#### Do this:
Copy out all the data, word for word.

#### Provided records:
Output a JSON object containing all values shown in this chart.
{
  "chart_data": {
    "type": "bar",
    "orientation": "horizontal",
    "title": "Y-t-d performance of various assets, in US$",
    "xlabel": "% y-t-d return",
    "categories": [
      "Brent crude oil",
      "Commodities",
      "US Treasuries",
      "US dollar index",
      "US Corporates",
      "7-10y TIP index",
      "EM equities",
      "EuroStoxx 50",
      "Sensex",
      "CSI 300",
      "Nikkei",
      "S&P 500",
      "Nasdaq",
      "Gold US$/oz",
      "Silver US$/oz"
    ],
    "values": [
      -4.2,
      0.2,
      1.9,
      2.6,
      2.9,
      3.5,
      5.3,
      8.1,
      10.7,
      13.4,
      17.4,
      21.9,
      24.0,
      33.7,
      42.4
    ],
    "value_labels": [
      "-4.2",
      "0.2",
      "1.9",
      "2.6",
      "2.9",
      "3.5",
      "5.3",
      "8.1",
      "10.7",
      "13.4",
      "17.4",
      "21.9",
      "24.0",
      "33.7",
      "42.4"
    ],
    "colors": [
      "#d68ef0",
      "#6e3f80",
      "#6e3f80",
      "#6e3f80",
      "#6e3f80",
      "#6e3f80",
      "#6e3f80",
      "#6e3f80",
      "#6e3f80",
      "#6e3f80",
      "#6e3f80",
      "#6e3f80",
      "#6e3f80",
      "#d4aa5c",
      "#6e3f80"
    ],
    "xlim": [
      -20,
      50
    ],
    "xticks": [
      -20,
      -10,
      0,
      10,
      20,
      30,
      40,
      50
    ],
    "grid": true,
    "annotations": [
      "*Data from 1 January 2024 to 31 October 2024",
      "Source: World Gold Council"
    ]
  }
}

#### Result of this task:
Output a JSON object containing all values shown in this chart.
{
  "chart_data": {
    "type": "bar",
    "orientation": "horizontal",
    "title": "Y-t-d performance of various assets, in US$",
    "xlabel": "% y-t-d return",
    "categories": [
      "Brent crude oil",
      "Commodities",
      "US Treasuries",
      "US dollar index",
      "US Corporates",
      "7-10y TIP index",
      "EM equities",
      "EuroStoxx 50",
      "Sensex",
      "CSI 300",
      "Nikkei",
      "S&P 500",
      "Nasdaq",
      "Gold US$/oz",
      "Silver US$/oz"
    ],
    "values": [
      -4.2,
      0.2,
      1.9,
      2.6,
      2.9,
      3.5,
      5.3,
      8.1,
      10.7,
      13.4,
      17.4,
      21.9,
      24.0,
      33.7,
      42.4
    ],
    "value_labels": [
      "-4.2",
      "0.2",
      "1.9",
      "2.6",
      "2.9",
      "3.5",
      "5.3",
      "8.1",
      "10.7",
      "13.4",
      "17.4",
      "21.9",
      "24.0",
      "33.7",
      "42.4"
    ],
    "colors": [
      "#d68ef0",
      "#6e3f80",
      "#6e3f80",
      "#6e3f80",
      "#6e3f80",
      "#6e3f80",
      "#6e3f80",
      "#6e3f80",
      "#6e3f80",
      "#6e3f80",
      "#6e3f80",
      "#6e3f80",
      "#6e3f80",
      "#d4aa5c",
      "#6e3f80"
    ],
    "xlim": [
      -20,
      50
    ],
    "xticks": [
      -20,
      -10,
      0,
      10,
      20,
      30,
      40,
      50
    ],
    "grid": true,
    "annotations": [
      "*Data from 1 January 2024 to 31 October 2024",
      "Source: World Gold Council"
    ]
  }
}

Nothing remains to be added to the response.